Find the word "puzzle" in the listing; pull out each line holding it.

INPUT DATA:

□ □ □ □ □

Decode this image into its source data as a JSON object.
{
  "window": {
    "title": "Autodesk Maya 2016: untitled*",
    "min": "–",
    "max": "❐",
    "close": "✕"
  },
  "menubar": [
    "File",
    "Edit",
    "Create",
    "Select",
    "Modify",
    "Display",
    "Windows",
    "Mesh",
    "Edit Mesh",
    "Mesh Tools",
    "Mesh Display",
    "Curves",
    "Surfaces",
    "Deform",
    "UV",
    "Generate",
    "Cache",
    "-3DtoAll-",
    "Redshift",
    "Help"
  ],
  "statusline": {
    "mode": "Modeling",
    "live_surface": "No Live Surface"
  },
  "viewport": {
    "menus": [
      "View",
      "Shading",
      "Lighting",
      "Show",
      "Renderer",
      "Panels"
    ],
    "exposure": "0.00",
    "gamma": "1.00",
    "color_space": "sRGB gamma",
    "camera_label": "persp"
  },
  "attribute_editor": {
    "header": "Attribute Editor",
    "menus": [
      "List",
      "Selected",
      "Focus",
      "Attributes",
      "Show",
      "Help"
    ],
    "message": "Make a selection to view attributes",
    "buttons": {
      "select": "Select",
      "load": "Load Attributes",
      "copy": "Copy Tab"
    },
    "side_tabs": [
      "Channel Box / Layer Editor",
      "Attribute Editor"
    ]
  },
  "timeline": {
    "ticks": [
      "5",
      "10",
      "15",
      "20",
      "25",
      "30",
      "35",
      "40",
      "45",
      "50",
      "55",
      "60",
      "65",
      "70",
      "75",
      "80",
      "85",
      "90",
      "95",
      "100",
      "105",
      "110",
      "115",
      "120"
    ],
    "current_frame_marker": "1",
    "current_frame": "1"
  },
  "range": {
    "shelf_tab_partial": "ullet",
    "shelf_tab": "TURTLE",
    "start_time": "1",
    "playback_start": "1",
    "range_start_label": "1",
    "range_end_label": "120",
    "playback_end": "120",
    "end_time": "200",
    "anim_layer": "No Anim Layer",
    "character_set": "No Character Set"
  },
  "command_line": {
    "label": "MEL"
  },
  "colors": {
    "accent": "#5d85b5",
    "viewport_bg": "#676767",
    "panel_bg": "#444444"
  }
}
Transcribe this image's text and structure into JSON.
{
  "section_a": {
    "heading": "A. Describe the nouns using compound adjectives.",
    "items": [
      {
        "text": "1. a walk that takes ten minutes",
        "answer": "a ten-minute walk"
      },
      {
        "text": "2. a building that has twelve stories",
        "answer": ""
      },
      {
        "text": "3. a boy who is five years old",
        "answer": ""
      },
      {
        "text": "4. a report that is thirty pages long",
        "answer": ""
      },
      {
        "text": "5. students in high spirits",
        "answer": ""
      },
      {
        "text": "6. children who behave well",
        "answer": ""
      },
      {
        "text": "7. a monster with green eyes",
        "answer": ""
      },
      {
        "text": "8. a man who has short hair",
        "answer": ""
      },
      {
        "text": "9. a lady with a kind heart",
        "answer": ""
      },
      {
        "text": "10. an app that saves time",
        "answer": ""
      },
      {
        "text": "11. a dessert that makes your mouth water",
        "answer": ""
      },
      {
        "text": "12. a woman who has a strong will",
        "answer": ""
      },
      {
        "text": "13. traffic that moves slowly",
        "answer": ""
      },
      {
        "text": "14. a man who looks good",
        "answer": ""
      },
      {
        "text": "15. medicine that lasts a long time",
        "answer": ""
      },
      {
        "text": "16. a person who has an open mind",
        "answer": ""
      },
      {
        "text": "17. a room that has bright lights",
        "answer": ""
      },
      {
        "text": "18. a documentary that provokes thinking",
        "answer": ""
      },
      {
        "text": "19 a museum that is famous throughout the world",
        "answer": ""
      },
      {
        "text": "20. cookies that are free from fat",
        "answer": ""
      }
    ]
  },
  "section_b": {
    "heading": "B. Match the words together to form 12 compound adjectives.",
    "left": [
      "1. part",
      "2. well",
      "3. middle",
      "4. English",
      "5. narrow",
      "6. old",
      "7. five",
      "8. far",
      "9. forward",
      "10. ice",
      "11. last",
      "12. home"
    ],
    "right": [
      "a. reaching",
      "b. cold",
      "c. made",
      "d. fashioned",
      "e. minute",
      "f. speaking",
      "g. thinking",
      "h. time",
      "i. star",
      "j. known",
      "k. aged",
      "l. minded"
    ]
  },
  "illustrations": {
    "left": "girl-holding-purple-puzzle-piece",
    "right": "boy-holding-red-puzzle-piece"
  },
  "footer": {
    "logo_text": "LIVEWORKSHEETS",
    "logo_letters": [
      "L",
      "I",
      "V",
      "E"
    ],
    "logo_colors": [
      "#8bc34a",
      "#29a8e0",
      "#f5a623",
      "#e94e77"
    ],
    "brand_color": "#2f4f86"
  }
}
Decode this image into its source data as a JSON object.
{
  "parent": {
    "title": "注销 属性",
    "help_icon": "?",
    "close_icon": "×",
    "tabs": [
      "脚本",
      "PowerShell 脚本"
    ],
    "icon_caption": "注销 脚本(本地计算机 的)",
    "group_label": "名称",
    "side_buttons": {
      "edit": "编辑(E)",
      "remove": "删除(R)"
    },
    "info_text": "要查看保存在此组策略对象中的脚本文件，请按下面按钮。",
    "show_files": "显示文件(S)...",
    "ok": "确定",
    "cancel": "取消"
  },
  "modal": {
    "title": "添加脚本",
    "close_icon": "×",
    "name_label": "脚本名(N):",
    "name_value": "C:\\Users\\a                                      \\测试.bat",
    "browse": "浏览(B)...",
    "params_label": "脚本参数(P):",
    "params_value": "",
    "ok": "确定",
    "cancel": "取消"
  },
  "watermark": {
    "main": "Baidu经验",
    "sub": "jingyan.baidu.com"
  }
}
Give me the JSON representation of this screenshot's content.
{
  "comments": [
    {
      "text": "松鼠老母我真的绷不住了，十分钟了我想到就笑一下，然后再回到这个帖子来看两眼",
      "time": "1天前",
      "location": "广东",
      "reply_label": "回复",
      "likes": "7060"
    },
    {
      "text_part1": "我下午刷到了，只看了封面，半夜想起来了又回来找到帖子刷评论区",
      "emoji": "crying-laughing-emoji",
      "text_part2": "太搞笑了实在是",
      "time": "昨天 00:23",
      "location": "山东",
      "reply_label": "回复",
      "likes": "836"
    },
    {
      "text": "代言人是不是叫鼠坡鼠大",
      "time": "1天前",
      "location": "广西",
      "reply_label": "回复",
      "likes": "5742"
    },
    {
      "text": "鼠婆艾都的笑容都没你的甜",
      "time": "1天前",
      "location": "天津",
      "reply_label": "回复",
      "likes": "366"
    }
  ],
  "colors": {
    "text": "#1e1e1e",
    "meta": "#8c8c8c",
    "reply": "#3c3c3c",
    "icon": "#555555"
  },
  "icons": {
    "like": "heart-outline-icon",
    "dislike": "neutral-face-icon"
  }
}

□ □ □ □ □

WRITTEN ANSWER:
    "left": "girl-holding-purple-puzzle-piece",
    "right": "boy-holding-red-puzzle-piece"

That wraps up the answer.